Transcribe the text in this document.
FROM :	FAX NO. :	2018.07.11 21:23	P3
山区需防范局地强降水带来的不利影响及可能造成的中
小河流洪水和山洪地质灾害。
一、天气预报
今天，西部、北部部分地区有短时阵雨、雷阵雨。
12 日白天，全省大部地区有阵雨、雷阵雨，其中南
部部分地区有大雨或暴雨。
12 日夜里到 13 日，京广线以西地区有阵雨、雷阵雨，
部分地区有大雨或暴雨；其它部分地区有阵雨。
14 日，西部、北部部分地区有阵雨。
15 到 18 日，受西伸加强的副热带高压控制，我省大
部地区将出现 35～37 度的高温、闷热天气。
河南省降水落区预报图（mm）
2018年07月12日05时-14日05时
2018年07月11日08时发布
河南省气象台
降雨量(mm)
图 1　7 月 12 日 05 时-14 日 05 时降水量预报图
##########
● **Task description**: Repeat the material above in full, keeping every word.

● **Solution below**:
Transcribe the text in this document.
FROM :	FAX NO. :	2018.07.11 21:23	P3
山区需防范局地强降水带来的不利影响及可能造成的中
小河流洪水和山洪地质灾害。
一、天气预报
今天，西部、北部部分地区有短时阵雨、雷阵雨。
12 日白天，全省大部地区有阵雨、雷阵雨，其中南
部部分地区有大雨或暴雨。
12 日夜里到 13 日，京广线以西地区有阵雨、雷阵雨，
部分地区有大雨或暴雨；其它部分地区有阵雨。
14 日，西部、北部部分地区有阵雨。
15 到 18 日，受西伸加强的副热带高压控制，我省大
部地区将出现 35～37 度的高温、闷热天气。
河南省降水落区预报图（mm）
2018年07月12日05时-14日05时
2018年07月11日08时发布
河南省气象台
降雨量(mm)
图 1　7 月 12 日 05 时-14 日 05 时降水量预报图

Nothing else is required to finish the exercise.